[Data shown start]

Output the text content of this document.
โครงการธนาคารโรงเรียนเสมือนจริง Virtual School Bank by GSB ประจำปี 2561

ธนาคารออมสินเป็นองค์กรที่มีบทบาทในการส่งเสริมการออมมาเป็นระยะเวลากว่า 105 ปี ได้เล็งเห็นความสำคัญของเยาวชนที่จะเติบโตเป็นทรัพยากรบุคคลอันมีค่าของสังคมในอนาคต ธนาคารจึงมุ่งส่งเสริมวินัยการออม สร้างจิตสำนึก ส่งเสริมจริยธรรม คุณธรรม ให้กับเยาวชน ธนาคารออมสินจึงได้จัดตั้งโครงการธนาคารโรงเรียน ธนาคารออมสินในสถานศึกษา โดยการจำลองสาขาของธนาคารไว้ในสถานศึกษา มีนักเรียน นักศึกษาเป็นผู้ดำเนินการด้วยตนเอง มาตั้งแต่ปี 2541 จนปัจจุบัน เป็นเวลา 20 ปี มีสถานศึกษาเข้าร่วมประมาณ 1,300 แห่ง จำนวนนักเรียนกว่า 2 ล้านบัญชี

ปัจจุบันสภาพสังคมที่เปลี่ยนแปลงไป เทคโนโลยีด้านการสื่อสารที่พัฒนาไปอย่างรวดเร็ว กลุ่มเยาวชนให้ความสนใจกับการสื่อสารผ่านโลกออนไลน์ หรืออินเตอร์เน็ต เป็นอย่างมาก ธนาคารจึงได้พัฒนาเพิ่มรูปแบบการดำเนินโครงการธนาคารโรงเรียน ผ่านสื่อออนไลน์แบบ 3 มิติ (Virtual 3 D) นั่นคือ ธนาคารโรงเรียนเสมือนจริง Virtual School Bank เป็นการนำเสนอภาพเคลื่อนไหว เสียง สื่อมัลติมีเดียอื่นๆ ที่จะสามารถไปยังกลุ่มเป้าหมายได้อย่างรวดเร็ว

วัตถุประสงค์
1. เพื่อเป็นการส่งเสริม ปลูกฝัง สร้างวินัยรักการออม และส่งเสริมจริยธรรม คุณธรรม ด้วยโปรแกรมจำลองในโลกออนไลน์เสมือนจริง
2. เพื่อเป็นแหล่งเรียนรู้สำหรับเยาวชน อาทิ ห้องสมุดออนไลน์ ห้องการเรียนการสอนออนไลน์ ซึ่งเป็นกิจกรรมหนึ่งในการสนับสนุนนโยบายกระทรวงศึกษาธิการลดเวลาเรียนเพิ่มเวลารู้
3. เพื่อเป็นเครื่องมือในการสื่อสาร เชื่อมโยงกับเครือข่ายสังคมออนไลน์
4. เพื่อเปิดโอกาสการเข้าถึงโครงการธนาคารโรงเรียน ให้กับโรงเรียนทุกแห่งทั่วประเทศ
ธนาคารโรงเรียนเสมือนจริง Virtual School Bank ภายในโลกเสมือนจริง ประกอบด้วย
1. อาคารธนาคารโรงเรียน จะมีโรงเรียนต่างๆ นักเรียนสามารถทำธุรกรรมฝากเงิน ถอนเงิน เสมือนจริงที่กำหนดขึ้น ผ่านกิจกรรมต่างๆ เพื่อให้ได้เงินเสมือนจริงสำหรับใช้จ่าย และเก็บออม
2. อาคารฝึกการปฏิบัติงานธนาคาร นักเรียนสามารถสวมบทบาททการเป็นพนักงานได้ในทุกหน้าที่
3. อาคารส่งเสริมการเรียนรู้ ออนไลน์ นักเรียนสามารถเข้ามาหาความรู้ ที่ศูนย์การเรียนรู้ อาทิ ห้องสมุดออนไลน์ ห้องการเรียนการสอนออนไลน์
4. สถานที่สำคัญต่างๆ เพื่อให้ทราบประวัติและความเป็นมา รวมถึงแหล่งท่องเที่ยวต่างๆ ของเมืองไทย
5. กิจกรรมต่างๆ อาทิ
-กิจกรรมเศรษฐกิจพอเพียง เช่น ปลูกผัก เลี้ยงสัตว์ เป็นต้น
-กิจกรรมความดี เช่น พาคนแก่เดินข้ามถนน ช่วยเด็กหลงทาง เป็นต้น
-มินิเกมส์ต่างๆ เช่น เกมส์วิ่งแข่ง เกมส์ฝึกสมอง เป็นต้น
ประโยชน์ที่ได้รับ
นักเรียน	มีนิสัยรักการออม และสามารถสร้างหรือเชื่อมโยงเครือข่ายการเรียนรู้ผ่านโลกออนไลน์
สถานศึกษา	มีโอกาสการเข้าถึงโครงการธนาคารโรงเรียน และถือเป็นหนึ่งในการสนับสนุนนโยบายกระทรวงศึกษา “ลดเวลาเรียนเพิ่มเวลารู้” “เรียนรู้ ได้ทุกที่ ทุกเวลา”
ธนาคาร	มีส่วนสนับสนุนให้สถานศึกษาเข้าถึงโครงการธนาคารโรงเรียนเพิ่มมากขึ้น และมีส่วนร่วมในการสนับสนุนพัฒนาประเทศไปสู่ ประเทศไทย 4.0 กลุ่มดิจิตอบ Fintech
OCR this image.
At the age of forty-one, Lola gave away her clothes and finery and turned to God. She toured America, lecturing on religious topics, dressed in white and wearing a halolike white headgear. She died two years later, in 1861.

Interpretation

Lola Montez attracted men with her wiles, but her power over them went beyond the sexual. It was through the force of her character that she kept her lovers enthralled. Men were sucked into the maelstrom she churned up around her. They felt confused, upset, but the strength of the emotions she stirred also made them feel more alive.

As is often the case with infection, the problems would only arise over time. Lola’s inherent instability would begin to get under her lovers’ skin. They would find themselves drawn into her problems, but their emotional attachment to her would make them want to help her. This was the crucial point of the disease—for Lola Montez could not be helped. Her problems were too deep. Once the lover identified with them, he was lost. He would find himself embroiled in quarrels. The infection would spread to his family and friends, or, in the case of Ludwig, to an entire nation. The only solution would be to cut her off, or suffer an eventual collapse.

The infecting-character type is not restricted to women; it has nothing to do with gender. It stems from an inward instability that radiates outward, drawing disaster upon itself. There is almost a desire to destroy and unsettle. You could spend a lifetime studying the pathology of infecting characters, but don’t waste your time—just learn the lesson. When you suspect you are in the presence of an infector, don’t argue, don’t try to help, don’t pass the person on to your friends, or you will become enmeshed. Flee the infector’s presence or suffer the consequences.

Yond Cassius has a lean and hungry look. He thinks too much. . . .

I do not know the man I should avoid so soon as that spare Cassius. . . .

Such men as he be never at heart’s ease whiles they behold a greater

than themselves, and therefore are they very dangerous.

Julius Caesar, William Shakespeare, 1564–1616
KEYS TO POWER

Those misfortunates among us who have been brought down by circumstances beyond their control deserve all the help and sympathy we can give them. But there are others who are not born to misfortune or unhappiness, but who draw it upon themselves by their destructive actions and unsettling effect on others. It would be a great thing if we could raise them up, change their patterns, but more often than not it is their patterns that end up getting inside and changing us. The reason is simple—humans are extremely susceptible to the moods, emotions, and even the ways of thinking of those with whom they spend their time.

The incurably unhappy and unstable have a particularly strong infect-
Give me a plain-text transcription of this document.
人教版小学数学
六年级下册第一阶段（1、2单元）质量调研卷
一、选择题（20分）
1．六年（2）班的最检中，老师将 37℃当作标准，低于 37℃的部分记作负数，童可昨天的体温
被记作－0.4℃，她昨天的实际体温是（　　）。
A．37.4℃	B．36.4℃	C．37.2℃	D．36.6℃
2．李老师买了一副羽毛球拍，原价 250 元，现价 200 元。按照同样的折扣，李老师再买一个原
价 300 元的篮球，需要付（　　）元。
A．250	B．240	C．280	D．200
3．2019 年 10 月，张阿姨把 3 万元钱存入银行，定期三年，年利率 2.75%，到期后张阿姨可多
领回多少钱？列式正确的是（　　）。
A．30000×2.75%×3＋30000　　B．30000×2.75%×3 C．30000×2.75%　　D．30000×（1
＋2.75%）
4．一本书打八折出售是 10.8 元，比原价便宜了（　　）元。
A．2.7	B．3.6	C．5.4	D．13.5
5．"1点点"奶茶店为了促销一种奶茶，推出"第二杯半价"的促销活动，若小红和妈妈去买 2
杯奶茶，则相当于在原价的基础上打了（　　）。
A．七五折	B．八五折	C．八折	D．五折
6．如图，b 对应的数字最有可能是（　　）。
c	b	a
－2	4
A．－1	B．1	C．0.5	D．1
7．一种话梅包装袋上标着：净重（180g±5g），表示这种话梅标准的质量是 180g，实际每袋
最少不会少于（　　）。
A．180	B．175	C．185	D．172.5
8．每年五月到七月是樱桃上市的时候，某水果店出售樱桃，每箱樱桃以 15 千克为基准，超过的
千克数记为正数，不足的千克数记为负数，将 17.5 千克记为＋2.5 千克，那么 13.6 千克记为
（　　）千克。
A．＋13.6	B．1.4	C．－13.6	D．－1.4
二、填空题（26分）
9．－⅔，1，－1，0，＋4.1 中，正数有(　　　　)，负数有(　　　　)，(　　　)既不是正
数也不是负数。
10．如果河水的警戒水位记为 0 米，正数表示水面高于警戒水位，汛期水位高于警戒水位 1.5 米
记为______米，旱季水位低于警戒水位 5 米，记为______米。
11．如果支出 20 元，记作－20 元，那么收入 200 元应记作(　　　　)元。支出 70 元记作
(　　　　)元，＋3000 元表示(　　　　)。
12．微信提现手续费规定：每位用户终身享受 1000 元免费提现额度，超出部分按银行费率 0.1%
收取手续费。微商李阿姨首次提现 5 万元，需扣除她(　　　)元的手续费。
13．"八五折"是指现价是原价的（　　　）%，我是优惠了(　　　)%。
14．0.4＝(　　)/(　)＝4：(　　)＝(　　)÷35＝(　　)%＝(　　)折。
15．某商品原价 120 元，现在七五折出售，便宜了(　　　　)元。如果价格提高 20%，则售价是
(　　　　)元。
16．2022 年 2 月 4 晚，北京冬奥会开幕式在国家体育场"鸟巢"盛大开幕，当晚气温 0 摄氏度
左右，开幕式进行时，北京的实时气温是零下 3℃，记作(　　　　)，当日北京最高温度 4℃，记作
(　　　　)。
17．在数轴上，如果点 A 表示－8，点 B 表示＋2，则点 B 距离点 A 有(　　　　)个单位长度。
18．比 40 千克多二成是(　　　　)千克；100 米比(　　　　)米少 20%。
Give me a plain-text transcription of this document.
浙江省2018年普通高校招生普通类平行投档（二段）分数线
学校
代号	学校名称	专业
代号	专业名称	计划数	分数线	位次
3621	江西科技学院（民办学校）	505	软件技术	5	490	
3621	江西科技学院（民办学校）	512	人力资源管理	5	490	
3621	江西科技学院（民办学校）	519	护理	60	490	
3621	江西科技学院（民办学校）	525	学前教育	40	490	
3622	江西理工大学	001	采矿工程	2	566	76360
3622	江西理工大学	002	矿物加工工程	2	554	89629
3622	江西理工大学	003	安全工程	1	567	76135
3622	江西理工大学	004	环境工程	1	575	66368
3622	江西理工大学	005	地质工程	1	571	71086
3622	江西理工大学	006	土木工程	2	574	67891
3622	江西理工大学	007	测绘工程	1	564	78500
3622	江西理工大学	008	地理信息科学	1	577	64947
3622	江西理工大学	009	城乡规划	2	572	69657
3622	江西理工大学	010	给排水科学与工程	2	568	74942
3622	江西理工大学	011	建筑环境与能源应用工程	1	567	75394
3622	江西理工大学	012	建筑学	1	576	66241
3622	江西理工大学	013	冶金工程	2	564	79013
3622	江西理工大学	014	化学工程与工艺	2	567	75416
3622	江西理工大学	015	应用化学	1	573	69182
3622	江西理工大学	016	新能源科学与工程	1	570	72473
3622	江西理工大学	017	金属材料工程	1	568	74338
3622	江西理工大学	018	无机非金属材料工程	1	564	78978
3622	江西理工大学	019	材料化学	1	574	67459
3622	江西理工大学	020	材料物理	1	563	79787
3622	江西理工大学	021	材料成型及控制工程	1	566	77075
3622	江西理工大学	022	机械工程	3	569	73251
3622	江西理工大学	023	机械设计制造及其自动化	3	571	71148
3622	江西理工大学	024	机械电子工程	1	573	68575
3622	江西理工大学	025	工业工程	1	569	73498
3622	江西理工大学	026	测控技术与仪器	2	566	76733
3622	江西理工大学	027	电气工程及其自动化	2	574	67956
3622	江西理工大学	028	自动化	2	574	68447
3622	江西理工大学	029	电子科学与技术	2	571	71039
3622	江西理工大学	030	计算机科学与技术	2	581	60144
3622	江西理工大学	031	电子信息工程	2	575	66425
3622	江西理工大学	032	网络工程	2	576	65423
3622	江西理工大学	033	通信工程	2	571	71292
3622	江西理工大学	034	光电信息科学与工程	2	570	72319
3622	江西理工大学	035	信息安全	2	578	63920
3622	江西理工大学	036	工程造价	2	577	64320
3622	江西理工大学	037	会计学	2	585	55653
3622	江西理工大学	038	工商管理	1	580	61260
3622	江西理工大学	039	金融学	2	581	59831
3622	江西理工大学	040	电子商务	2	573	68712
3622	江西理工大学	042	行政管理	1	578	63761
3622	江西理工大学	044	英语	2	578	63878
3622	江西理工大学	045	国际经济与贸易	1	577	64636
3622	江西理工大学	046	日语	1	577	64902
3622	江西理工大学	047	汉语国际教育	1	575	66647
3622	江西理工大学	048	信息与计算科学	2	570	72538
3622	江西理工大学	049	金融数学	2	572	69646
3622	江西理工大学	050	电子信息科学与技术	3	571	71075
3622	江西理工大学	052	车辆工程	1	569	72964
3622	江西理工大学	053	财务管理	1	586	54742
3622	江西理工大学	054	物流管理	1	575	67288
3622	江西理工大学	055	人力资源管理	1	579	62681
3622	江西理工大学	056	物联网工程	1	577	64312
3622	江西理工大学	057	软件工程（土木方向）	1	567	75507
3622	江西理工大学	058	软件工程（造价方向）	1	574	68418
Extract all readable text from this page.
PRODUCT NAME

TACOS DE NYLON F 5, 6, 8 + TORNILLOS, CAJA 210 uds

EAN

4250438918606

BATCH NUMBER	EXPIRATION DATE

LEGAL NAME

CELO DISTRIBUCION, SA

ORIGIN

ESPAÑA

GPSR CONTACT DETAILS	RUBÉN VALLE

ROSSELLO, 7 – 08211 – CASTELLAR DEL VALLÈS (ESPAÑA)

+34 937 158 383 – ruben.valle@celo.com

[Data shown end]

### Stated problem
Only lines with the word "จกรรมต" should be collected from the material.

### Worked answer
1. อาคารธนาคารโรงเรียน จะมีโรงเรียนต่างๆ นักเรียนสามารถทำธุรกรรมฝากเงิน ถอนเงิน เสมือนจริงที่กำหนดขึ้น ผ่านกิจกรรมต่างๆ เพื่อให้ได้เงินเสมือนจริงสำหรับใช้จ่าย และเก็บออม
5. กิจกรรมต่างๆ อาทิ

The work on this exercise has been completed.